Problem to work on:
In your copy, leave out the pictures and repeat the entries below exactly.

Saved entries
--- Begin ---

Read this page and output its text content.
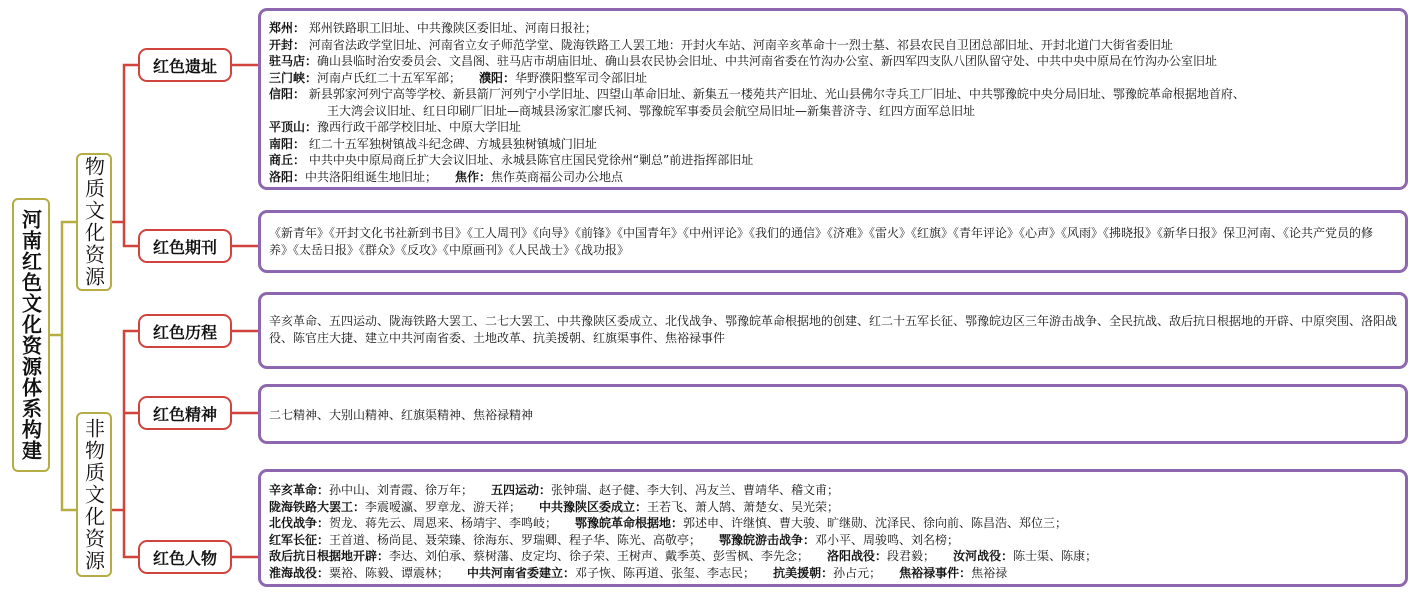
河南红色文化资源体系构建	物质文化资源
非物质文化资源
红色遗址
红色期刊
红色历程
红色精神
红色人物
郑州： 郑州铁路职工旧址、中共豫陕区委旧址、河南日报社；
开封： 河南省法政学堂旧址、河南省立女子师范学堂、陇海铁路工人罢工地：开封火车站、河南辛亥革命十一烈士墓、祁县农民自卫团总部旧址、开封北道门大街省委旧址
驻马店：确山县临时治安委员会、文昌阁、驻马店市胡庙旧址、确山县农民协会旧址、中共河南省委在竹沟办公室、新四军四支队八团队留守处、中共中央中原局在竹沟办公室旧址
三门峡：河南卢氏红二十五军军部； 濮阳：华野濮阳整军司令部旧址
信阳： 新县郭家河列宁高等学校、新县箭厂河列宁小学旧址、四望山革命旧址、新集五一楼苑共产旧址、光山县佛尔寺兵工厂旧址、中共鄂豫皖中央分局旧址、鄂豫皖革命根据地首府、
王大湾会议旧址、红日印刷厂旧址—商城县汤家汇廖氏祠、鄂豫皖军事委员会航空局旧址—新集普济寺、红四方面军总旧址
平顶山：豫西行政干部学校旧址、中原大学旧址
南阳： 红二十五军独树镇战斗纪念碑、方城县独树镇城门旧址
商丘： 中共中央中原局商丘扩大会议旧址、永城县陈官庄国民党徐州“剿总”前进指挥部旧址
洛阳：中共洛阳组诞生地旧址； 焦作：焦作英商福公司办公地点
《新青年》《开封文化书社新到书目》《工人周刊》《向导》《前锋》《中国青年》《中州评论》《我们的通信》《济难》《雷火》《红旗》《青年评论》《心声》《风雨》《拂晓报》《新华日报》保卫河南、《论共产党员的修养》《太岳日报》《群众》《反攻》《中原画刊》《人民战士》《战功报》
辛亥革命、五四运动、陇海铁路大罢工、二七大罢工、中共豫陕区委成立、北伐战争、鄂豫皖革命根据地的创建、红二十五军长征、鄂豫皖边区三年游击战争、全民抗战、敌后抗日根据地的开辟、中原突围、洛阳战役、陈官庄大捷、建立中共河南省委、土地改革、抗美援朝、红旗渠事件、焦裕禄事件
二七精神、大别山精神、红旗渠精神、焦裕禄精神
辛亥革命：孙中山、刘青霞、徐万年； 五四运动：张钟瑞、赵子健、李大钊、冯友兰、曹靖华、稽文甫；
陇海铁路大罢工：李震嗳瀛、罗章龙、游天祥； 中共豫陕区委成立：王若飞、萧人鹄、萧楚女、吴光荣；
北伐战争：贺龙、蒋先云、周恩来、杨靖宇、李鸣岐； 鄂豫皖革命根据地：郭述申、许继慎、曹大骏、旷继勋、沈泽民、徐向前、陈昌浩、郑位三；
红军长征：王首道、杨尚昆、聂荣臻、徐海东、罗瑞卿、程子华、陈光、高敬亭； 鄂豫皖游击战争：邓小平、周骏鸣、刘名榜；
敌后抗日根据地开辟：李达、刘伯承、蔡树藩、皮定均、徐子荣、王树声、戴季英、彭雪枫、李先念； 洛阳战役：段君毅； 汝河战役：陈士渠、陈康；
淮海战役：粟裕、陈毅、谭震林； 中共河南省委建立：邓子恢、陈再道、张玺、李志民； 抗美援朝：孙占元； 焦裕禄事件：焦裕禄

--- End ---

Worked solution:
Read this page and output its text content.
河南红色文化资源体系构建	物质文化资源
非物质文化资源
红色遗址
红色期刊
红色历程
红色精神
红色人物
郑州： 郑州铁路职工旧址、中共豫陕区委旧址、河南日报社；
开封： 河南省法政学堂旧址、河南省立女子师范学堂、陇海铁路工人罢工地：开封火车站、河南辛亥革命十一烈士墓、祁县农民自卫团总部旧址、开封北道门大街省委旧址
驻马店：确山县临时治安委员会、文昌阁、驻马店市胡庙旧址、确山县农民协会旧址、中共河南省委在竹沟办公室、新四军四支队八团队留守处、中共中央中原局在竹沟办公室旧址
三门峡：河南卢氏红二十五军军部； 濮阳：华野濮阳整军司令部旧址
信阳： 新县郭家河列宁高等学校、新县箭厂河列宁小学旧址、四望山革命旧址、新集五一楼苑共产旧址、光山县佛尔寺兵工厂旧址、中共鄂豫皖中央分局旧址、鄂豫皖革命根据地首府、
王大湾会议旧址、红日印刷厂旧址—商城县汤家汇廖氏祠、鄂豫皖军事委员会航空局旧址—新集普济寺、红四方面军总旧址
平顶山：豫西行政干部学校旧址、中原大学旧址
南阳： 红二十五军独树镇战斗纪念碑、方城县独树镇城门旧址
商丘： 中共中央中原局商丘扩大会议旧址、永城县陈官庄国民党徐州“剿总”前进指挥部旧址
洛阳：中共洛阳组诞生地旧址； 焦作：焦作英商福公司办公地点
《新青年》《开封文化书社新到书目》《工人周刊》《向导》《前锋》《中国青年》《中州评论》《我们的通信》《济难》《雷火》《红旗》《青年评论》《心声》《风雨》《拂晓报》《新华日报》保卫河南、《论共产党员的修养》《太岳日报》《群众》《反攻》《中原画刊》《人民战士》《战功报》
辛亥革命、五四运动、陇海铁路大罢工、二七大罢工、中共豫陕区委成立、北伐战争、鄂豫皖革命根据地的创建、红二十五军长征、鄂豫皖边区三年游击战争、全民抗战、敌后抗日根据地的开辟、中原突围、洛阳战役、陈官庄大捷、建立中共河南省委、土地改革、抗美援朝、红旗渠事件、焦裕禄事件
二七精神、大别山精神、红旗渠精神、焦裕禄精神
辛亥革命：孙中山、刘青霞、徐万年； 五四运动：张钟瑞、赵子健、李大钊、冯友兰、曹靖华、稽文甫；
陇海铁路大罢工：李震嗳瀛、罗章龙、游天祥； 中共豫陕区委成立：王若飞、萧人鹄、萧楚女、吴光荣；
北伐战争：贺龙、蒋先云、周恩来、杨靖宇、李鸣岐； 鄂豫皖革命根据地：郭述申、许继慎、曹大骏、旷继勋、沈泽民、徐向前、陈昌浩、郑位三；
红军长征：王首道、杨尚昆、聂荣臻、徐海东、罗瑞卿、程子华、陈光、高敬亭； 鄂豫皖游击战争：邓小平、周骏鸣、刘名榜；
敌后抗日根据地开辟：李达、刘伯承、蔡树藩、皮定均、徐子荣、王树声、戴季英、彭雪枫、李先念； 洛阳战役：段君毅； 汝河战役：陈士渠、陈康；
淮海战役：粟裕、陈毅、谭震林； 中共河南省委建立：邓子恢、陈再道、张玺、李志民； 抗美援朝：孙占元； 焦裕禄事件：焦裕禄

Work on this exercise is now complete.